* [WORK REQUIRED] Report how many lines contain the word "материаловедения", with no other text.
+++ DATA FOR THIS TASK
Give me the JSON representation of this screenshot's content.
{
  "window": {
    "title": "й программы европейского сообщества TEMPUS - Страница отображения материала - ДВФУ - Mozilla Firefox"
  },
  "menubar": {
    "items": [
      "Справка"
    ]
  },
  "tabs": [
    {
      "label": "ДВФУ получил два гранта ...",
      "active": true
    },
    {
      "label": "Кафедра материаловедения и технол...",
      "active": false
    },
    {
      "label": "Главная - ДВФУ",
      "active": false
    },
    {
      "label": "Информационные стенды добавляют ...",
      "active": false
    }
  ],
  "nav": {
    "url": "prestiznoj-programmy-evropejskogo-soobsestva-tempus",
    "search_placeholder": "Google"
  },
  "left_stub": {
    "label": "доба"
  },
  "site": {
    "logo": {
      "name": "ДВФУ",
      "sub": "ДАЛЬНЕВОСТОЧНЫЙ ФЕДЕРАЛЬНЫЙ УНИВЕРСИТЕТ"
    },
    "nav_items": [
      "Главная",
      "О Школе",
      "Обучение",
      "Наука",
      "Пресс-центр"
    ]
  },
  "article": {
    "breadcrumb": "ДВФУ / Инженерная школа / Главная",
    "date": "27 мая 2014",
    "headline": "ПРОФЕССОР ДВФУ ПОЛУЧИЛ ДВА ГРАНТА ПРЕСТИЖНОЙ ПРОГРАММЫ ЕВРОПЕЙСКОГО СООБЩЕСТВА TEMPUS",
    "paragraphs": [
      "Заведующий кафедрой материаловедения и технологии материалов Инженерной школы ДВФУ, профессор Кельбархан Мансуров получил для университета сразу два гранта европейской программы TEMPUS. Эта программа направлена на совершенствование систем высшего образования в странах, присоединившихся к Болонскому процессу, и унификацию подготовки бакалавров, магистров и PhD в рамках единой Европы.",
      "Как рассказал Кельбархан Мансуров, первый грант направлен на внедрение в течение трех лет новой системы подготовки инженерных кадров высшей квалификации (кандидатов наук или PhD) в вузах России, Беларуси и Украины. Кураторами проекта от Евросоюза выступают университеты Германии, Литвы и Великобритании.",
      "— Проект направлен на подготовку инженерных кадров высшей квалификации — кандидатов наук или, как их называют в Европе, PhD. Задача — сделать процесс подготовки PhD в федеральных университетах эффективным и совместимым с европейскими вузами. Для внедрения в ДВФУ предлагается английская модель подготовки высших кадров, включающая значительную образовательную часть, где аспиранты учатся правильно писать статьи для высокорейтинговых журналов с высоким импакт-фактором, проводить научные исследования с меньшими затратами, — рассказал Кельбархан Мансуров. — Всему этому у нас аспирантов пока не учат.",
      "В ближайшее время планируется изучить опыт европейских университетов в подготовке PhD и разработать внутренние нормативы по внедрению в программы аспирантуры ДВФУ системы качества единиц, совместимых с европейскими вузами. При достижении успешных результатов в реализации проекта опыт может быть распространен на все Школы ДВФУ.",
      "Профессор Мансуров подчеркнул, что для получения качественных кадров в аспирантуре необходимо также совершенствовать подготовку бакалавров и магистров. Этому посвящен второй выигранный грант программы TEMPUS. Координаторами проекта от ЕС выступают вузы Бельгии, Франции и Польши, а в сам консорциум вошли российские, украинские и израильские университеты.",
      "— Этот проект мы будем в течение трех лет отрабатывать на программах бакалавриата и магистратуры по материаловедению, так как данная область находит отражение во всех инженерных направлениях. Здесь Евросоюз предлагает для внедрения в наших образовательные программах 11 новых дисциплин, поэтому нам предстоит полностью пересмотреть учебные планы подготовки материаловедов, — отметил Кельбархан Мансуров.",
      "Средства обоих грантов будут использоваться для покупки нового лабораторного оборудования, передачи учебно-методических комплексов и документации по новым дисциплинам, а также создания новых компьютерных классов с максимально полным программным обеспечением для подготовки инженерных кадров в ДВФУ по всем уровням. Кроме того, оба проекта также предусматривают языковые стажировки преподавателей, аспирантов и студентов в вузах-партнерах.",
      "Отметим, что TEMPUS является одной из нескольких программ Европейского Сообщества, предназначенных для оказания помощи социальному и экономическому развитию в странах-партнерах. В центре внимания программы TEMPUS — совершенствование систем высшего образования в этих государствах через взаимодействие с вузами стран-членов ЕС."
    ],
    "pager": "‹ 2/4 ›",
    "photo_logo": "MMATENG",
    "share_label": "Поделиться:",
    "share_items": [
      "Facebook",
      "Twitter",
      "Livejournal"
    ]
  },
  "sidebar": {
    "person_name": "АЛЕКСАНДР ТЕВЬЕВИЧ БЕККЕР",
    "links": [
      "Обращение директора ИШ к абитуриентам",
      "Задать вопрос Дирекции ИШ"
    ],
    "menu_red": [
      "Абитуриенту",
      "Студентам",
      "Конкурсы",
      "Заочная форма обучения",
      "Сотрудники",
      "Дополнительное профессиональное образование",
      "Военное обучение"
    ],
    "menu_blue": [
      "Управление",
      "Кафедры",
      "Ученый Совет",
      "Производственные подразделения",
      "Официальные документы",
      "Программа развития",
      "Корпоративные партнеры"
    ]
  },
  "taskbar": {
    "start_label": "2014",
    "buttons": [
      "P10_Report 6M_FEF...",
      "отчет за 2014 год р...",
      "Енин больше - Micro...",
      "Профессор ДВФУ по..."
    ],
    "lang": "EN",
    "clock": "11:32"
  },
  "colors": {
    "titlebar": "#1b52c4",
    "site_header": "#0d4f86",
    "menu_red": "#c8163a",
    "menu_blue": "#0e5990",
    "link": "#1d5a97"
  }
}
++++++
* [RESULT OF THE TASK] 2